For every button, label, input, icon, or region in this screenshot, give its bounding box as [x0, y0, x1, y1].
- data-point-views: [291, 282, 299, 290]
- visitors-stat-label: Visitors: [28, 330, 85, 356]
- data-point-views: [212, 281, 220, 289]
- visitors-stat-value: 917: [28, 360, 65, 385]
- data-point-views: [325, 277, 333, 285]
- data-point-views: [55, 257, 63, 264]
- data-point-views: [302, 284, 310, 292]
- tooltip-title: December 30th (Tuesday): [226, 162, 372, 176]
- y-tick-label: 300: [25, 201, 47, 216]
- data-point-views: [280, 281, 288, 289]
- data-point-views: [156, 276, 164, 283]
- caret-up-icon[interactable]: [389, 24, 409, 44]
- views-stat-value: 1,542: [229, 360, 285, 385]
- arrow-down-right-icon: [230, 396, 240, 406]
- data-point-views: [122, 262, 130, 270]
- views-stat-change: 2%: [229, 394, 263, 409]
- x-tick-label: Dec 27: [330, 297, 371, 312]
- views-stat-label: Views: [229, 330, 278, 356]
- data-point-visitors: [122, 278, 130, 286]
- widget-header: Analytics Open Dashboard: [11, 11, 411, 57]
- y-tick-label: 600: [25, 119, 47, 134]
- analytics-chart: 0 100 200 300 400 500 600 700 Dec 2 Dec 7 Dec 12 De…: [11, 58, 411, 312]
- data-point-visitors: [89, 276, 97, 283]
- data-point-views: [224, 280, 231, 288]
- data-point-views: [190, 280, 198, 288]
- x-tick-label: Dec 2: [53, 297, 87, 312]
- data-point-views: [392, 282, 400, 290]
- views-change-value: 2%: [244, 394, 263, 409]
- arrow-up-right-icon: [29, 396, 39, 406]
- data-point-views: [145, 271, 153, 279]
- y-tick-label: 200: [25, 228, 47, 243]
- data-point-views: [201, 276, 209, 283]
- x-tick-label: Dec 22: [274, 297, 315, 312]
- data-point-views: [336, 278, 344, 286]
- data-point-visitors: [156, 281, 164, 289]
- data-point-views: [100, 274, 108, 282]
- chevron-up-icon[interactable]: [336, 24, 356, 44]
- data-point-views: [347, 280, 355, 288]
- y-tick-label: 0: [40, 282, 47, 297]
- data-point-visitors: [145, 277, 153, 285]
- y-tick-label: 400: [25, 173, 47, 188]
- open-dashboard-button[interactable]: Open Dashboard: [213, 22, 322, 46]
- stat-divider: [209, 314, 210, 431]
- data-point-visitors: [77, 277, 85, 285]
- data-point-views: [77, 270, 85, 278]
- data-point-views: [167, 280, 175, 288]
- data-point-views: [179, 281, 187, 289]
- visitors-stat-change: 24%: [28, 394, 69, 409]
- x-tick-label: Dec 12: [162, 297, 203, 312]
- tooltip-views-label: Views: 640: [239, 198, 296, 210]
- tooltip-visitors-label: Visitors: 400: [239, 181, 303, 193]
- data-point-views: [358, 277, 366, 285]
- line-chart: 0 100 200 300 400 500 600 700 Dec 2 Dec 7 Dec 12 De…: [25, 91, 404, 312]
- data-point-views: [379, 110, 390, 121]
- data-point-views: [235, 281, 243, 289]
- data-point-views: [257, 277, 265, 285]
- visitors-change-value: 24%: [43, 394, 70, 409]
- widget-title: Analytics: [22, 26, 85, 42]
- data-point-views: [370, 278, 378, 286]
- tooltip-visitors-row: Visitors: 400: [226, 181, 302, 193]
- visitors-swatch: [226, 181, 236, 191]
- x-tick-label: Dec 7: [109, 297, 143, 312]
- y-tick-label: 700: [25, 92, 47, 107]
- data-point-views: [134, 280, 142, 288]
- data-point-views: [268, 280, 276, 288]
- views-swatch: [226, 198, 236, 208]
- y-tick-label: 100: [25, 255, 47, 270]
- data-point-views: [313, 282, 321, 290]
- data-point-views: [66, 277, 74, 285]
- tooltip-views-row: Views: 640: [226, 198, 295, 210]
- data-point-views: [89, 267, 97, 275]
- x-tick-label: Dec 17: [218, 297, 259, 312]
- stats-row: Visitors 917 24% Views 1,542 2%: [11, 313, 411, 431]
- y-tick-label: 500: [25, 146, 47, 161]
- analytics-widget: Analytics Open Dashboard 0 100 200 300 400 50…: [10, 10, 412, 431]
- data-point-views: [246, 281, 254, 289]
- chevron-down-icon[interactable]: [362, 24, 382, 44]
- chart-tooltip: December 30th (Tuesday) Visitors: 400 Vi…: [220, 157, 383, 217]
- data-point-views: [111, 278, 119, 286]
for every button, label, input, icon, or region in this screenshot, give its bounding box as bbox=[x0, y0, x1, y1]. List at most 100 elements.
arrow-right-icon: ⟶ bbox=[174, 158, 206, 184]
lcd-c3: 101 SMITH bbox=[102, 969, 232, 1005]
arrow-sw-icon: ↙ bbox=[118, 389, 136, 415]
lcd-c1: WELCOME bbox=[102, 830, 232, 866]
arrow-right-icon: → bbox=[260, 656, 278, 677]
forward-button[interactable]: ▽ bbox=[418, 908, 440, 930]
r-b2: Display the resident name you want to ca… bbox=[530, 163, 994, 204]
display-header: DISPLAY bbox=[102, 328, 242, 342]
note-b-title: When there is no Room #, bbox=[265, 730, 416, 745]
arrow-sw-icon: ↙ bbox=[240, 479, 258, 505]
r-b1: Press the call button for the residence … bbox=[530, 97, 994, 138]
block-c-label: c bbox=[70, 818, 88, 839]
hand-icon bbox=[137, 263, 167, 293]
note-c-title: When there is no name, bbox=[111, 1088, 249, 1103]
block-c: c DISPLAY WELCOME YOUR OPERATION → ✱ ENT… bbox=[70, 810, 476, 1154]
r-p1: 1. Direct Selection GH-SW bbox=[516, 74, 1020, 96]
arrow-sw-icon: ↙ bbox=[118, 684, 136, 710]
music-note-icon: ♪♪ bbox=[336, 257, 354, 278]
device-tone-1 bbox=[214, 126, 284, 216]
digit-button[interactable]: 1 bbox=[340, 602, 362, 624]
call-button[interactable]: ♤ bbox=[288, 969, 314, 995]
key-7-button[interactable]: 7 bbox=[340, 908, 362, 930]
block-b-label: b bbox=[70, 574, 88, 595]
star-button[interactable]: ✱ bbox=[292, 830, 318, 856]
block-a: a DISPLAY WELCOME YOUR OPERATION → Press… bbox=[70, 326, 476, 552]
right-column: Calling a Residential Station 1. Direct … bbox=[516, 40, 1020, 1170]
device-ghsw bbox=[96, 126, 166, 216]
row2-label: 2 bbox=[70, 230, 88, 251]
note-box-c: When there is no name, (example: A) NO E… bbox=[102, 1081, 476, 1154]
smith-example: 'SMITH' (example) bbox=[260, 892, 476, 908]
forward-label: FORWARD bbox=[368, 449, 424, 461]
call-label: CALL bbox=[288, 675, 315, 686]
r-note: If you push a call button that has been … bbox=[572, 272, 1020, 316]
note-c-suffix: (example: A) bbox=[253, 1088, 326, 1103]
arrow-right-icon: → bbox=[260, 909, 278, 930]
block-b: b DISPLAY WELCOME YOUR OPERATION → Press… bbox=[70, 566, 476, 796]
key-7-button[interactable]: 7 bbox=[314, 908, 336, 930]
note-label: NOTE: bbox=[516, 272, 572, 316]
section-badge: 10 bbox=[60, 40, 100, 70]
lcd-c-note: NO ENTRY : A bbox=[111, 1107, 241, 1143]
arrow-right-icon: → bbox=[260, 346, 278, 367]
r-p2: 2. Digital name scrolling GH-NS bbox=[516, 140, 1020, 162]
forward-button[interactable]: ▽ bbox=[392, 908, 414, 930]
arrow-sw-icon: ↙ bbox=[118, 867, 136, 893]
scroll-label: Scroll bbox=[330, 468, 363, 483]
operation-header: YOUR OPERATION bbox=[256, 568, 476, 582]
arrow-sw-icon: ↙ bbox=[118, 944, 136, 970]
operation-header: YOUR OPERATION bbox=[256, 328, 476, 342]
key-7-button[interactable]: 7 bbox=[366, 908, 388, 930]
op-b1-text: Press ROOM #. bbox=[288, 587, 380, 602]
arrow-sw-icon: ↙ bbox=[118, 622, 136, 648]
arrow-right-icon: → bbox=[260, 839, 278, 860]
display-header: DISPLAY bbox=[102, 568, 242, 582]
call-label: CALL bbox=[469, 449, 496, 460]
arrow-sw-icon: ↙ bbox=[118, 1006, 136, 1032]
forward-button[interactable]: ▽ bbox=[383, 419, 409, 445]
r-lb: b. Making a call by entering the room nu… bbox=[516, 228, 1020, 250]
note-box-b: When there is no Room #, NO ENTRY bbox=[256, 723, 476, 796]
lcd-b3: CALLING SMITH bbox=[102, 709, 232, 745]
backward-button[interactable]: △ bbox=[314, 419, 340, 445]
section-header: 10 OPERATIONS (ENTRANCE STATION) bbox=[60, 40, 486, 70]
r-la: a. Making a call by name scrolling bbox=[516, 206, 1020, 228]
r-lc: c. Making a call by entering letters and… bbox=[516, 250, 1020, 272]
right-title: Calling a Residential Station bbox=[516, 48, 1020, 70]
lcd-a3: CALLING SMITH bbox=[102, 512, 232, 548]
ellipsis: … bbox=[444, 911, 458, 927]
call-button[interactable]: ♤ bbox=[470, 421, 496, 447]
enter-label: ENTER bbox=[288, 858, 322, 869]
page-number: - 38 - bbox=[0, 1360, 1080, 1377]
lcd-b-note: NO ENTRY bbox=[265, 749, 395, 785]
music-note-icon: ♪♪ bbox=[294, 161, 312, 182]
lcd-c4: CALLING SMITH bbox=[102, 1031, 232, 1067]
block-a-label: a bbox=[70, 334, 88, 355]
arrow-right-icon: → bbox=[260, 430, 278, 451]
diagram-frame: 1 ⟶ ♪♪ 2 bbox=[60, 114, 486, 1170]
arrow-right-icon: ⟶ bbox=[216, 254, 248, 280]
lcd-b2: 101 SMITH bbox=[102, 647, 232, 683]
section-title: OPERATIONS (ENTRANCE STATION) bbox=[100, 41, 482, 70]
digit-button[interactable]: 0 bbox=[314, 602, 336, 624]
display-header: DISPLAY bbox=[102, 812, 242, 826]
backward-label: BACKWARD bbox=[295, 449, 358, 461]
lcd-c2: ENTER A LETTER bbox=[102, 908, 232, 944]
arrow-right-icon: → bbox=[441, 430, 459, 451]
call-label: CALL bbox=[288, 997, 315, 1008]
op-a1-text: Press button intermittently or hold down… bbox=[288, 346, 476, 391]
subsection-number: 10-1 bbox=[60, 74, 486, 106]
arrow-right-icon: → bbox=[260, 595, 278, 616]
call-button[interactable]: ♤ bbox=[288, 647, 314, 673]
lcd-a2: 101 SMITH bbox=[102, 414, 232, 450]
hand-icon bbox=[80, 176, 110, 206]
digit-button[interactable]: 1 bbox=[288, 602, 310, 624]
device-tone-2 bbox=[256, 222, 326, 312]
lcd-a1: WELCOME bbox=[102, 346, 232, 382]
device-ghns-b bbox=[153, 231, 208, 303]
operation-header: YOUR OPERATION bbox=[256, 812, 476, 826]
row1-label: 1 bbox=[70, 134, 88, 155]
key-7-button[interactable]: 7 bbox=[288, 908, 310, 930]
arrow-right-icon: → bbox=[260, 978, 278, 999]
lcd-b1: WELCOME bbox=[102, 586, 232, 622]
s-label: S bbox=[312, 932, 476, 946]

Your instructions:
Put the records from the first line through the line containing "- visitors-stat-value: 917: [28, 360, 65, 385]", both included, into a Markdown table with a column named Row for the row number and a column named Line for the line itself. Leave out any blank lines.

Output of the task:
| Row | Line |
|---|---|
| 1 | For every button, label, input, icon, or region in this screenshot, give its bounding box as [x0, y0, x1, y1]. |
| 2 | - data-point-views: [291, 282, 299, 290] |
| 3 | - visitors-stat-label: Visitors: [28, 330, 85, 356] |
| 4 | - data-point-views: [212, 281, 220, 289] |
| 5 | - visitors-stat-value: 917: [28, 360, 65, 385] |